** start RECORDS **

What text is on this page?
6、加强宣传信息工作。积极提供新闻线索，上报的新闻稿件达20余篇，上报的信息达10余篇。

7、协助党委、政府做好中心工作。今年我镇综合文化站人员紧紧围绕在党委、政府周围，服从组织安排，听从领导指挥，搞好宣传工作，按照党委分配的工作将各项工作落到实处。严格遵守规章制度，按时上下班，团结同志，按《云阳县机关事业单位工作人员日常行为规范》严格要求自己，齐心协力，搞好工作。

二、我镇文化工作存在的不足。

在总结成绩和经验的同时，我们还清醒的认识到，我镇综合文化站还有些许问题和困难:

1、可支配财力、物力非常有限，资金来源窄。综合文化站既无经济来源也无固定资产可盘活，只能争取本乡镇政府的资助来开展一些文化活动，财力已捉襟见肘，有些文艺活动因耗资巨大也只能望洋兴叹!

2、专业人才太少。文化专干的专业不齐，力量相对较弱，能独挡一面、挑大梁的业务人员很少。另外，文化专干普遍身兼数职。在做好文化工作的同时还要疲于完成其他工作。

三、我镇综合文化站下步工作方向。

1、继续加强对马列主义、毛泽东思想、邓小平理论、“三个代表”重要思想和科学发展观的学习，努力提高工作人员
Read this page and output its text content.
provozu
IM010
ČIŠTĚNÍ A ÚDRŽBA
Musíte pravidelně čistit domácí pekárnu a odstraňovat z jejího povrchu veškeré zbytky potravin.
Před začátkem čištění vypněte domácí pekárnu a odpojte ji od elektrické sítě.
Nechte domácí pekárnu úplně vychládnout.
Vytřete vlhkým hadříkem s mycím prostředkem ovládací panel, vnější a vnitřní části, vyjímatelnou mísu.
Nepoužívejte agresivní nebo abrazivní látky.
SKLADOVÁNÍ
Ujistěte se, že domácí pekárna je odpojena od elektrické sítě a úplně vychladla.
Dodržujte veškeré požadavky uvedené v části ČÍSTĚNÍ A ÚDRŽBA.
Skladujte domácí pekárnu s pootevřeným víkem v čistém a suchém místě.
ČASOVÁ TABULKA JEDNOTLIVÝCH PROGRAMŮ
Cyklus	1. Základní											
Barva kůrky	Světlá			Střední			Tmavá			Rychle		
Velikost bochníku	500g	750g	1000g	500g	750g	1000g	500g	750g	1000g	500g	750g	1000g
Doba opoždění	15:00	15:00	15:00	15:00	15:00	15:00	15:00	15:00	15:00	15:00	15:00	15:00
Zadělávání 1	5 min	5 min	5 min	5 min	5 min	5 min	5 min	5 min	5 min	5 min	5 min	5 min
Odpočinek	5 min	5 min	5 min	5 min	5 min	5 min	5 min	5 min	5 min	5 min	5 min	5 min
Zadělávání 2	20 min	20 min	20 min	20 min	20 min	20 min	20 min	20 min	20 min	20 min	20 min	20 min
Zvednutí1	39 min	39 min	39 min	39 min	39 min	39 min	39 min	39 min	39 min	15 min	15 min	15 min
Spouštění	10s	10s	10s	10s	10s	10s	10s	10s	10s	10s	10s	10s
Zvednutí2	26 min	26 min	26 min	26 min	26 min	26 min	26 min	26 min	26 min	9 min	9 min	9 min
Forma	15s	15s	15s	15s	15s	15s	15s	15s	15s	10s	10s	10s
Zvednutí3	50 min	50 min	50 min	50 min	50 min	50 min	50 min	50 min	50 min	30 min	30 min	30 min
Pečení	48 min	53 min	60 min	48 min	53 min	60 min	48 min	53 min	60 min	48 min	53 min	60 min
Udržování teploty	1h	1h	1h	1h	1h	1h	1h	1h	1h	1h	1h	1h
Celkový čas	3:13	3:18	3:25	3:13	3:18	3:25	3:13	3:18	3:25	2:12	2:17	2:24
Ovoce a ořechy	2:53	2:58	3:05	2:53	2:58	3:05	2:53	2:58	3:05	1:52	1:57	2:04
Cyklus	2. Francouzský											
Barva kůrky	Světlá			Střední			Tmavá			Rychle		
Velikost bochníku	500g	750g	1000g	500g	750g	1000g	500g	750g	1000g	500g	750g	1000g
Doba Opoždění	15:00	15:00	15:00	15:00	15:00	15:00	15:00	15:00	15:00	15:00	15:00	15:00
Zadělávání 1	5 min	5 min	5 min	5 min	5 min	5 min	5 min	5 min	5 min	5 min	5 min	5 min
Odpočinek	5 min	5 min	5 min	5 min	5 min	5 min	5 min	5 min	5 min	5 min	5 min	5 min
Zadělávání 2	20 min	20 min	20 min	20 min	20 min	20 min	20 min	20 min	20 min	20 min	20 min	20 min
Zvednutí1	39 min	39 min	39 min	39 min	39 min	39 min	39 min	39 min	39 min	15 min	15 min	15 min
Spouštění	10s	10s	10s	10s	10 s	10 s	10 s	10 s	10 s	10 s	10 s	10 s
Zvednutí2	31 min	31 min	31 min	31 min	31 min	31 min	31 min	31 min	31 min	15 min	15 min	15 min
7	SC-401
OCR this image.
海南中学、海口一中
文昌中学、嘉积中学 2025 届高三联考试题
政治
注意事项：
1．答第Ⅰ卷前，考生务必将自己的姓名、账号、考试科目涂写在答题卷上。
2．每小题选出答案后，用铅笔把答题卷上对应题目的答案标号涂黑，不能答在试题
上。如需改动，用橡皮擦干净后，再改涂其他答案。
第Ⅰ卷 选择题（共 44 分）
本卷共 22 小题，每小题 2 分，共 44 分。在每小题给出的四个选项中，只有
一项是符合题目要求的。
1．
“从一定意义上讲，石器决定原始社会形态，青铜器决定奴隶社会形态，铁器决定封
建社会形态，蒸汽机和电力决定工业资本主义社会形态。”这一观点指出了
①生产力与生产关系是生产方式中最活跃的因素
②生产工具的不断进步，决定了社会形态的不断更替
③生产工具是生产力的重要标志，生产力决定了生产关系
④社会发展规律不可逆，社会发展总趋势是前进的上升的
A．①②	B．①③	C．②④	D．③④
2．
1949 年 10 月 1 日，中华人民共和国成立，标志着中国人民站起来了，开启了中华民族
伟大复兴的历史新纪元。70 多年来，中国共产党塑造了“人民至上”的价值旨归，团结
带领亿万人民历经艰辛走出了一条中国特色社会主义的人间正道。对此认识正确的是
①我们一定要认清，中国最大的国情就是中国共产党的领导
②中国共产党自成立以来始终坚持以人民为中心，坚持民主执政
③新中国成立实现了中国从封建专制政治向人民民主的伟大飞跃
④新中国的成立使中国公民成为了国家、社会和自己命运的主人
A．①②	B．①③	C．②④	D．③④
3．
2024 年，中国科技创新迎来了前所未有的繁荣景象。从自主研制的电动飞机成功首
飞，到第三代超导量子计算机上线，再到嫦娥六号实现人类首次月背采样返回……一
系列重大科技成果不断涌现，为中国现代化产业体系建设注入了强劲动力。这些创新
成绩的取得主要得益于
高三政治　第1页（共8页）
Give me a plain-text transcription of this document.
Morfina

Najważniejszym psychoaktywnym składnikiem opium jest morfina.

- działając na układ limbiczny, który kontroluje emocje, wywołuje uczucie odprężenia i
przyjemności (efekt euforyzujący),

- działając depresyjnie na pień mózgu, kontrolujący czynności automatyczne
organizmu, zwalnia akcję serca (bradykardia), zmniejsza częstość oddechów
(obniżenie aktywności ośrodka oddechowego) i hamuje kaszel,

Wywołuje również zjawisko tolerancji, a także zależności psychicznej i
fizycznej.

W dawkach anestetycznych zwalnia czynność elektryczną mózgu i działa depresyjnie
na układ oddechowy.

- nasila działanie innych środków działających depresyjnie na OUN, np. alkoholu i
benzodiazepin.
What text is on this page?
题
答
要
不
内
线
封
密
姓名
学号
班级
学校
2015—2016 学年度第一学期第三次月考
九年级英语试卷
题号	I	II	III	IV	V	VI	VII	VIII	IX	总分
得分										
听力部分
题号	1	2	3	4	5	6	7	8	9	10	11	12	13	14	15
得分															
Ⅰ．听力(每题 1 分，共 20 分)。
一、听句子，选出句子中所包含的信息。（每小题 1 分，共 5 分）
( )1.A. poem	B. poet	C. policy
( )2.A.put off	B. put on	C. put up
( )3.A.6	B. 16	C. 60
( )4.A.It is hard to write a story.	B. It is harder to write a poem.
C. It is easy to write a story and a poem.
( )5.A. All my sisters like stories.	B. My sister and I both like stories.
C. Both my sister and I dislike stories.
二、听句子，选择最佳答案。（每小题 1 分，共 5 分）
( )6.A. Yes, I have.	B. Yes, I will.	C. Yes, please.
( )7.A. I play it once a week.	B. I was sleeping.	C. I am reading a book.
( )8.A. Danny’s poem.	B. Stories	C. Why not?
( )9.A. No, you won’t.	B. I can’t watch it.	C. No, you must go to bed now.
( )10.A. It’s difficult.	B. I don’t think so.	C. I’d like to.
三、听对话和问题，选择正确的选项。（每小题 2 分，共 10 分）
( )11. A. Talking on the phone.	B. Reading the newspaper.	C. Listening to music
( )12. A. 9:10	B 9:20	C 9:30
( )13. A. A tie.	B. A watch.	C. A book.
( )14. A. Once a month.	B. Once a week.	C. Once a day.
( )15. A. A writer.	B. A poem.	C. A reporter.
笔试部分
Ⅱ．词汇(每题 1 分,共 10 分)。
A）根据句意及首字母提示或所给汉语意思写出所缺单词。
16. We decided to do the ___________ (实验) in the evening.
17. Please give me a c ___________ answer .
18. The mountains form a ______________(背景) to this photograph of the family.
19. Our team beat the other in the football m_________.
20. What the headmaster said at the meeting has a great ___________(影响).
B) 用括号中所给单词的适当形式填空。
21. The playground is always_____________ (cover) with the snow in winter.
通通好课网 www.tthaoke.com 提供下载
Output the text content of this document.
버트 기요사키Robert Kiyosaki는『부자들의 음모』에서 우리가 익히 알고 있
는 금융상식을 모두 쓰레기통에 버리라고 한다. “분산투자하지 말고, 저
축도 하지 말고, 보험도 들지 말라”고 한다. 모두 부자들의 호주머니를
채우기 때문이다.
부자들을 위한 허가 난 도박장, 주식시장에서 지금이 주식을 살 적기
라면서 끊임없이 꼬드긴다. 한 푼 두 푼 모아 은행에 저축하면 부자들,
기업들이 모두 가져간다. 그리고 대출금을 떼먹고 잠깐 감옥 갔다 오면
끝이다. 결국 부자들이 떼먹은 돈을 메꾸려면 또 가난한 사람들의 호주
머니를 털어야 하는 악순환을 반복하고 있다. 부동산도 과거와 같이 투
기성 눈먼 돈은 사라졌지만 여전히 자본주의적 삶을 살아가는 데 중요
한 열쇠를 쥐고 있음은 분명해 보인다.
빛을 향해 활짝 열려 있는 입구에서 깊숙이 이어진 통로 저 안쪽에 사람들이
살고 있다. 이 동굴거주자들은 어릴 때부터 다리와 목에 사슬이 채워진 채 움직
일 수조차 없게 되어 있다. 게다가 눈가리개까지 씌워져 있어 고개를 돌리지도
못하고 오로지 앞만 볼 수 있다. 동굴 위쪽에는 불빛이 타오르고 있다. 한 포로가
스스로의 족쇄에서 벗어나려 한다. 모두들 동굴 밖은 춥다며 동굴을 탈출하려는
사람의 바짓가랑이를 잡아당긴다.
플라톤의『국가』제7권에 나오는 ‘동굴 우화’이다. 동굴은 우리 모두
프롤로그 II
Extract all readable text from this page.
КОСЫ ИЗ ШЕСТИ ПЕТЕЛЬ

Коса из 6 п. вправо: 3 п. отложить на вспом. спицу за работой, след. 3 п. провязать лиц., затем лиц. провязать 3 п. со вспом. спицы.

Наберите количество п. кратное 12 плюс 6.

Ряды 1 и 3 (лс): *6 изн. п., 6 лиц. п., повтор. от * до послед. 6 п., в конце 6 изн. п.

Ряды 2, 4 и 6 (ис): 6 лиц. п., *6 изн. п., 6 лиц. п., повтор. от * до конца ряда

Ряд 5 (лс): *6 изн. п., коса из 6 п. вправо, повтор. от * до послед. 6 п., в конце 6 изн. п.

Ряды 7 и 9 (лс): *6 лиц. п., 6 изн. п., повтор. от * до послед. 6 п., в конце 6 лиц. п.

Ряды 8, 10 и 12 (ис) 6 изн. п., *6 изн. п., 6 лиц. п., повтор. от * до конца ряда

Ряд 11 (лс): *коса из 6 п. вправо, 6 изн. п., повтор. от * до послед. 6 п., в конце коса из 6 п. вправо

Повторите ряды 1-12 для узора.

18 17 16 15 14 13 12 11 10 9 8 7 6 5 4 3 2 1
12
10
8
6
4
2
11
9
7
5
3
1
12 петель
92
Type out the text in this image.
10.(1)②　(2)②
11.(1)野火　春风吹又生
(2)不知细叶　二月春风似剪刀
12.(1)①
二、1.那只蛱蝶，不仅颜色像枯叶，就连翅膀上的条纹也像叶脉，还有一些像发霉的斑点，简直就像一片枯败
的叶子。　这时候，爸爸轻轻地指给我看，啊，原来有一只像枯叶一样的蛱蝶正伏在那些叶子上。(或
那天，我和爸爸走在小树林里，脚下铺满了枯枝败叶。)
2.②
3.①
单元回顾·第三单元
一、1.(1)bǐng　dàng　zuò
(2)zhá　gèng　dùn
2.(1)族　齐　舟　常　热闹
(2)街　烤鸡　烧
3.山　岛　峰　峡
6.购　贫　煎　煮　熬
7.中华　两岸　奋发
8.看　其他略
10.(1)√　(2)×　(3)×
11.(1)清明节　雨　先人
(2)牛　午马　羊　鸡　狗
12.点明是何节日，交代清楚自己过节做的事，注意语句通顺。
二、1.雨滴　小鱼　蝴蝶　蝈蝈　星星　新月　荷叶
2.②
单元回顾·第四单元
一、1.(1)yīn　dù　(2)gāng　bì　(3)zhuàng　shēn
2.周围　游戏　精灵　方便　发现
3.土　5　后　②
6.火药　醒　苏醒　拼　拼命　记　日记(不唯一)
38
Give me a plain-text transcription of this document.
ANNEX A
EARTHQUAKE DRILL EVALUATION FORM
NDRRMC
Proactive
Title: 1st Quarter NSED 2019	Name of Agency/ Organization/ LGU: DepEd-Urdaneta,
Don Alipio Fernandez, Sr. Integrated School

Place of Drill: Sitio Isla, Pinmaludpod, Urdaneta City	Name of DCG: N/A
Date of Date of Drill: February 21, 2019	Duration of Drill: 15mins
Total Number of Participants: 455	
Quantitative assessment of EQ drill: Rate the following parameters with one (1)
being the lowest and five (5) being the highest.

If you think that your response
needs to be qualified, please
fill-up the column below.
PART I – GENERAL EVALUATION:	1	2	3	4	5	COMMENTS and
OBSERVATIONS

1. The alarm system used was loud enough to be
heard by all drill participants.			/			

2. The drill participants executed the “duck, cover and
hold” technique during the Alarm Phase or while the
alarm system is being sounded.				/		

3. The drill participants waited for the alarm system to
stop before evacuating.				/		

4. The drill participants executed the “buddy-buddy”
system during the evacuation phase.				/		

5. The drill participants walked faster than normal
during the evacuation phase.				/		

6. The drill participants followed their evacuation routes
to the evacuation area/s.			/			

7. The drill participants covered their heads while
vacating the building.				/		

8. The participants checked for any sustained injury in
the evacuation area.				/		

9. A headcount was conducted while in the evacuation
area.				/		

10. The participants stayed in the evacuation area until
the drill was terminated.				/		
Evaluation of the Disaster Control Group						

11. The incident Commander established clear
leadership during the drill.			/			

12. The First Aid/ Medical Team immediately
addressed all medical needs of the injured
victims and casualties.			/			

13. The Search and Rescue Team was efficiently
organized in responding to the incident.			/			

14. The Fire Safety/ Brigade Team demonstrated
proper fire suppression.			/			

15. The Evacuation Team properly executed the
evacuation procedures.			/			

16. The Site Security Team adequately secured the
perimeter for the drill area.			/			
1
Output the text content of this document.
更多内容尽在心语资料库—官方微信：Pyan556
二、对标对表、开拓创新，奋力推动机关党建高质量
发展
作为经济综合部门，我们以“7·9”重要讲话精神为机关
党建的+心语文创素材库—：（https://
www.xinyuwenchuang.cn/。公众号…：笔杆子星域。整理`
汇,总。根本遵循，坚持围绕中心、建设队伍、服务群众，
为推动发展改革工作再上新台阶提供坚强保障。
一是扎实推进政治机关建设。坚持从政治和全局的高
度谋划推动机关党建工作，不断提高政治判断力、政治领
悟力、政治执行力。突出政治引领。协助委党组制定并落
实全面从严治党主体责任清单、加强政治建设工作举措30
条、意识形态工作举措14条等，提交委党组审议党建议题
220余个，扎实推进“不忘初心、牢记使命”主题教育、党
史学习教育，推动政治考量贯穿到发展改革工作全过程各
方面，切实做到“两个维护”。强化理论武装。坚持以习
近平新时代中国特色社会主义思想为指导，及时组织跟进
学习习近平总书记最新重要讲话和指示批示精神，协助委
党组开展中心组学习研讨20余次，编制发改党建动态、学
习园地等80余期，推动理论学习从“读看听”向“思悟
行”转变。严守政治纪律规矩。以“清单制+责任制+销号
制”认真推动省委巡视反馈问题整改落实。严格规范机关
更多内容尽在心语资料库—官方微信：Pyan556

** end RECORDS **

Copy each line of the data above that holds "вправо".

▶ [OUTPUT FOR THIS TASK]:
Коса из 6 п. вправо: 3 п. отложить на вспом. спицу за работой, след. 3 п. провязать лиц., затем лиц. провязать 3 п. со вспом. спицы.
Ряд 5 (лс): *6 изн. п., коса из 6 п. вправо, повтор. от * до послед. 6 п., в конце 6 изн. п.
Ряд 11 (лс): *коса из 6 п. вправо, 6 изн. п., повтор. от * до послед. 6 п., в конце коса из 6 п. вправо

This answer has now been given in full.